= The task =
Check each line for the word "label" and report how many have it. Give nothing else.

= Structured figure records =
—————

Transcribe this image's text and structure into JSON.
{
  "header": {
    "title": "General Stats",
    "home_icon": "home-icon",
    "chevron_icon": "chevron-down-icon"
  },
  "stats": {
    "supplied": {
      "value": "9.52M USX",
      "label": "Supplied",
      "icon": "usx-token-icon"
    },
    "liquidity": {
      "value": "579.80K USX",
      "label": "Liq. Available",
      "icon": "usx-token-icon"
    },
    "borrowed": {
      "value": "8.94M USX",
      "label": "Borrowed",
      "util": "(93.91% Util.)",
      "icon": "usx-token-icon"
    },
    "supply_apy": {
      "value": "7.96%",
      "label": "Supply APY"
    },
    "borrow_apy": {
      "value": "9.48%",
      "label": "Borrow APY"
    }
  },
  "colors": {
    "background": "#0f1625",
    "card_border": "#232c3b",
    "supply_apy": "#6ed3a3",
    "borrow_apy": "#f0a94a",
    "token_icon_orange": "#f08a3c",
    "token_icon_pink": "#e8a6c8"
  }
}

—————

= Exercise output =
5